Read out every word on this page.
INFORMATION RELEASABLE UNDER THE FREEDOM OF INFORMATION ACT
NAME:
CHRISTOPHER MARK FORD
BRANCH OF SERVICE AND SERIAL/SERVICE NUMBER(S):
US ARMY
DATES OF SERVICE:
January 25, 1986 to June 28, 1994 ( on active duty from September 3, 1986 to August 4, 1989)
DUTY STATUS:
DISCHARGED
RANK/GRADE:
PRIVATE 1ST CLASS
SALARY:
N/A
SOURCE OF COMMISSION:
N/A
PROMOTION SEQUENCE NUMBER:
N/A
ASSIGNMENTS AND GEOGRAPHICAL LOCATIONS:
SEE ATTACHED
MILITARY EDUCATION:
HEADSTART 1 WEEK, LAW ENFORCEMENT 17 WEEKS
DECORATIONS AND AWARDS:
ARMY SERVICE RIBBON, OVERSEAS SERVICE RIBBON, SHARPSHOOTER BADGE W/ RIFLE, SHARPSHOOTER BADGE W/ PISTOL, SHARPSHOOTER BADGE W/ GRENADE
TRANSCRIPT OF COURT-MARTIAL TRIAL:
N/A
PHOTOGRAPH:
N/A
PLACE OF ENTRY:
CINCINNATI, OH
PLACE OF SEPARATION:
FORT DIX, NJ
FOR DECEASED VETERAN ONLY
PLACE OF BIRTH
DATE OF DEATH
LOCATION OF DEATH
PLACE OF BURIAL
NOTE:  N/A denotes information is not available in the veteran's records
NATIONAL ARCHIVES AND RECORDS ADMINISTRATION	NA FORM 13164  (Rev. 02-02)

## THE REQUEST:
Extract, word for word, each line of the listing above.

## ANSWER FOR THE TASK:
Read out every word on this page.
INFORMATION RELEASABLE UNDER THE FREEDOM OF INFORMATION ACT
NAME:
CHRISTOPHER MARK FORD
BRANCH OF SERVICE AND SERIAL/SERVICE NUMBER(S):
US ARMY
DATES OF SERVICE:
January 25, 1986 to June 28, 1994 ( on active duty from September 3, 1986 to August 4, 1989)
DUTY STATUS:
DISCHARGED
RANK/GRADE:
PRIVATE 1ST CLASS
SALARY:
N/A
SOURCE OF COMMISSION:
N/A
PROMOTION SEQUENCE NUMBER:
N/A
ASSIGNMENTS AND GEOGRAPHICAL LOCATIONS:
SEE ATTACHED
MILITARY EDUCATION:
HEADSTART 1 WEEK, LAW ENFORCEMENT 17 WEEKS
DECORATIONS AND AWARDS:
ARMY SERVICE RIBBON, OVERSEAS SERVICE RIBBON, SHARPSHOOTER BADGE W/ RIFLE, SHARPSHOOTER BADGE W/ PISTOL, SHARPSHOOTER BADGE W/ GRENADE
TRANSCRIPT OF COURT-MARTIAL TRIAL:
N/A
PHOTOGRAPH:
N/A
PLACE OF ENTRY:
CINCINNATI, OH
PLACE OF SEPARATION:
FORT DIX, NJ
FOR DECEASED VETERAN ONLY
PLACE OF BIRTH
DATE OF DEATH
LOCATION OF DEATH
PLACE OF BURIAL
NOTE:  N/A denotes information is not available in the veteran's records
NATIONAL ARCHIVES AND RECORDS ADMINISTRATION	NA FORM 13164  (Rev. 02-02)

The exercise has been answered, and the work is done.